-- begin --

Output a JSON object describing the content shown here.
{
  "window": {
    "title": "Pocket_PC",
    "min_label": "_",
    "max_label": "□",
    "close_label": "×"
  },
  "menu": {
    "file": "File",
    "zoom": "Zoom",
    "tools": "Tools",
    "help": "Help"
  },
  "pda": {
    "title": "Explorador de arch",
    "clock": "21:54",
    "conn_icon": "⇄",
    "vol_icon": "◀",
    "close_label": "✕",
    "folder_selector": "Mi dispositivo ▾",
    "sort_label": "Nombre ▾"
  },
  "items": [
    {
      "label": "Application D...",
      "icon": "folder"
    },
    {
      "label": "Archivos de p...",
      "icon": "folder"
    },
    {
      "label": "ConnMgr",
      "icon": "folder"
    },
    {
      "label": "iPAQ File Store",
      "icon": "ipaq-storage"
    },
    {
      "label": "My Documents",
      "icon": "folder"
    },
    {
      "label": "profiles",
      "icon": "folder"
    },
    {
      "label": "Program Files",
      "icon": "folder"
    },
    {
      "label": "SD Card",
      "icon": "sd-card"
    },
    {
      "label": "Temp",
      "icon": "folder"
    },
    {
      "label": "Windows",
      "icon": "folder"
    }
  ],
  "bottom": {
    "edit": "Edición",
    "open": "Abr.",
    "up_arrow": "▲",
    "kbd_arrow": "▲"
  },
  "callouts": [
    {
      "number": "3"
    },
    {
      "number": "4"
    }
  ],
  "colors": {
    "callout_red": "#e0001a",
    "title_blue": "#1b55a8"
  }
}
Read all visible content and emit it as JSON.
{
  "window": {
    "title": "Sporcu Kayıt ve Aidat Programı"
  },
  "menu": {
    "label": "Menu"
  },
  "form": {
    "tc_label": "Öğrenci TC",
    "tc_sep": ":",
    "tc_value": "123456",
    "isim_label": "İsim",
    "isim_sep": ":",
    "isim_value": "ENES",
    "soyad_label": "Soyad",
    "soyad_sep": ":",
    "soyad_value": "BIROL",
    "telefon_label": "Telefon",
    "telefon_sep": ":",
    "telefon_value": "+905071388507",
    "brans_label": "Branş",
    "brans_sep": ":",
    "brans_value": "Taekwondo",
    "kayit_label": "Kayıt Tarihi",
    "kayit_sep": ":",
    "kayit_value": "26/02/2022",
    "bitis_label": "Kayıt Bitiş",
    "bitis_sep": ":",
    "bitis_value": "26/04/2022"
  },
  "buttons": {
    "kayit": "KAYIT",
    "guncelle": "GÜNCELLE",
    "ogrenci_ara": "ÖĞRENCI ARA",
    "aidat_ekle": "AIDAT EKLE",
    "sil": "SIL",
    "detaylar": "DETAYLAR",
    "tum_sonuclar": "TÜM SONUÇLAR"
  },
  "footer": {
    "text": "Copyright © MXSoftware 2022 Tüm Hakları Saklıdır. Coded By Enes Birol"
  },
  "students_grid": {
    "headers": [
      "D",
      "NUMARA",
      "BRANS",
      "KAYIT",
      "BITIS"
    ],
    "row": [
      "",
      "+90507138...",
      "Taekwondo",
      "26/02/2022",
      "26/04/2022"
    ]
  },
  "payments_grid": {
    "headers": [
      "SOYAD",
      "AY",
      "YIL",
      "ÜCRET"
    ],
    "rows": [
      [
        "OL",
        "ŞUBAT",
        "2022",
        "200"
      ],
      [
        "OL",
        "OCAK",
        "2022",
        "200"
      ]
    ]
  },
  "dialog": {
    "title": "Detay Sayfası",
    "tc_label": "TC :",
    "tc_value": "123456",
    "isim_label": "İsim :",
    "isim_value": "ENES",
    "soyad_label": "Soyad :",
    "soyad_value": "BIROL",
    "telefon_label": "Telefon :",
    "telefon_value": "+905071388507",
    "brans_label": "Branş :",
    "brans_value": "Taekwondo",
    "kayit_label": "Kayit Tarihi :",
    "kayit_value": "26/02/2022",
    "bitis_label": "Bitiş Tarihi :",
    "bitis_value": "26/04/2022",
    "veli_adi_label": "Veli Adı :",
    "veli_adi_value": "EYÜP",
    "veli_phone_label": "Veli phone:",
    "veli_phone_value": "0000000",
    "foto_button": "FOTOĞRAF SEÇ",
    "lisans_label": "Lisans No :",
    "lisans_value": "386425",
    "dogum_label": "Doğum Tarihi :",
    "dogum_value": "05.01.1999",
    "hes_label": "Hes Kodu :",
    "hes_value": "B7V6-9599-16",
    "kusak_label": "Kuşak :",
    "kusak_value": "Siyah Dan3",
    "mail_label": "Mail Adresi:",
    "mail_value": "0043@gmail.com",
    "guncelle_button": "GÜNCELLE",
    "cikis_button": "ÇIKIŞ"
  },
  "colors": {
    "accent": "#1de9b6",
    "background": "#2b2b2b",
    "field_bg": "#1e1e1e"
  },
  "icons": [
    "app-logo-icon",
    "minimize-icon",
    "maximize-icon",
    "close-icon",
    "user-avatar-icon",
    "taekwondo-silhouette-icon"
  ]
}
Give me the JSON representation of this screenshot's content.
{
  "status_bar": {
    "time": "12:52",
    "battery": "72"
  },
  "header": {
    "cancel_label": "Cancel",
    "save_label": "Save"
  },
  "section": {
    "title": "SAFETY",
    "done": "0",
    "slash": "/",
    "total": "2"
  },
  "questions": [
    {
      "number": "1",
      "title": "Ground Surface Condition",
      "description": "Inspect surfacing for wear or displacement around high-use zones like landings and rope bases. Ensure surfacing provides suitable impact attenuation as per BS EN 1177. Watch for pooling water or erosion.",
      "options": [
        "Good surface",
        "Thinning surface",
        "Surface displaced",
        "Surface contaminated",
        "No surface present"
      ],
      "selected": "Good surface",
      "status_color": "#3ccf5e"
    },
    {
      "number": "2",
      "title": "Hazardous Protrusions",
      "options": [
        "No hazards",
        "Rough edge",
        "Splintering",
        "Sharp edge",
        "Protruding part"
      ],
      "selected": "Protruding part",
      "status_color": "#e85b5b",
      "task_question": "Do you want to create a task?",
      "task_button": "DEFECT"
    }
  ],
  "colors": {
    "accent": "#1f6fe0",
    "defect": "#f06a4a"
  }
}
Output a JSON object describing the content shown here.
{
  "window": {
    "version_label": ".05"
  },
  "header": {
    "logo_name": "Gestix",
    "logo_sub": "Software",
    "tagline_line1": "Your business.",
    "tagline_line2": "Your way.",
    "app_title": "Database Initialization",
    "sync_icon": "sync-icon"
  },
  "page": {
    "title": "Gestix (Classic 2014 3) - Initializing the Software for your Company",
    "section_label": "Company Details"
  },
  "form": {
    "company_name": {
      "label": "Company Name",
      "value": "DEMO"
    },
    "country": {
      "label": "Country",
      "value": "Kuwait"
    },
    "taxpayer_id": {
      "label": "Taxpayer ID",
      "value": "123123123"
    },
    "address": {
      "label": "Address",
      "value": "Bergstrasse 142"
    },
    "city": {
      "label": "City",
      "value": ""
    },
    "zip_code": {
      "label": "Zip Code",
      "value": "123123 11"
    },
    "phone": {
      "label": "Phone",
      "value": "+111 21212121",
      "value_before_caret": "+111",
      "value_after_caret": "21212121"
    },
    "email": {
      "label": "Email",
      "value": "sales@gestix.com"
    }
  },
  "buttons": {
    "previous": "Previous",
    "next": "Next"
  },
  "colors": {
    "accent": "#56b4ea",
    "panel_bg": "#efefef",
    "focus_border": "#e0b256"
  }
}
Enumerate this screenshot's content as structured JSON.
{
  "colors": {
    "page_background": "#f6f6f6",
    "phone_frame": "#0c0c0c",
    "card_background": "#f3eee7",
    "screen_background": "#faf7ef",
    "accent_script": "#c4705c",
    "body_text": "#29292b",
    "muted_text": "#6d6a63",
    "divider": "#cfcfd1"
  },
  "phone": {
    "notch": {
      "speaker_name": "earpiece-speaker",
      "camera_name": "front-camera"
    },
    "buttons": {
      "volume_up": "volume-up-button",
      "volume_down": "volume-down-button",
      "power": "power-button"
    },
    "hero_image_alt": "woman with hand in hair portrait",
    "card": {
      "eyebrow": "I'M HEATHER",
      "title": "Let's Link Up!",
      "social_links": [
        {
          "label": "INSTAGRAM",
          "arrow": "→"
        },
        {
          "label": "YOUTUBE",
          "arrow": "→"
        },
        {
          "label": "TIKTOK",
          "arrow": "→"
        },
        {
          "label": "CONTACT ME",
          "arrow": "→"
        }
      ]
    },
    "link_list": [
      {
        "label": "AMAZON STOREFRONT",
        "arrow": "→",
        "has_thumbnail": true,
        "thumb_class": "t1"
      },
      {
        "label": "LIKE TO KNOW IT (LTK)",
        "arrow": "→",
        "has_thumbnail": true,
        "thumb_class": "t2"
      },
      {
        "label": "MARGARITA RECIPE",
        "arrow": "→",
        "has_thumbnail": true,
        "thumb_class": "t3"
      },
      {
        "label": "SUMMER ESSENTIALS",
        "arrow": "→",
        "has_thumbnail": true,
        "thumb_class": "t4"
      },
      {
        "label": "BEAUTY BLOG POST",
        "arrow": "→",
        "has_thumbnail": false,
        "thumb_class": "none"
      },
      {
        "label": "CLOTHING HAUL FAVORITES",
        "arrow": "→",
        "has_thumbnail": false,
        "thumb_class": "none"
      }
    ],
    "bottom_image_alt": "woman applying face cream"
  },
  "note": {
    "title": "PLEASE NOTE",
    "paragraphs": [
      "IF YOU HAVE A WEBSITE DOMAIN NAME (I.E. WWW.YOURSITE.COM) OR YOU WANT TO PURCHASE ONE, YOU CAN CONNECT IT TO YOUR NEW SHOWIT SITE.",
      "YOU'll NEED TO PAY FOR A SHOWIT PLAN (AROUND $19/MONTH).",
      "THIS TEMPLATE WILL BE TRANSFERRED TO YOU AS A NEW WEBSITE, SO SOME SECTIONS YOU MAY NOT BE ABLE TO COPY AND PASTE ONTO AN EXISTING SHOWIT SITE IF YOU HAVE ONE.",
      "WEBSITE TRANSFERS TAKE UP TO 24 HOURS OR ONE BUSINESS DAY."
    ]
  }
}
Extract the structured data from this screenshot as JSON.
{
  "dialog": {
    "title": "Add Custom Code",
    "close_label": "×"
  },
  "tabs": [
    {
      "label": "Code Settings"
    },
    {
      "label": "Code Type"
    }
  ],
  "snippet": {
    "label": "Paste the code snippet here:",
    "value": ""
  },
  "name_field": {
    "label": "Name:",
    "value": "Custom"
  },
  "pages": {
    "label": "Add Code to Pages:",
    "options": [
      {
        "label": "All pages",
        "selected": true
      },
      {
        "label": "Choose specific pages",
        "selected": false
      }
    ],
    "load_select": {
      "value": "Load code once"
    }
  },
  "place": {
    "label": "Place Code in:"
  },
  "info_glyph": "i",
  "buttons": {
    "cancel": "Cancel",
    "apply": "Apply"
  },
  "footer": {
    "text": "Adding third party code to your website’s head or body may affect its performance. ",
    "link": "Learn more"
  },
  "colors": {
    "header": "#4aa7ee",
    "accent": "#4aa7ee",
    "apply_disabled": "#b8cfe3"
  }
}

-- end --

List each line in the listing that contains the string "Protruding".

        "Protruding part"
      "selected": "Protruding part",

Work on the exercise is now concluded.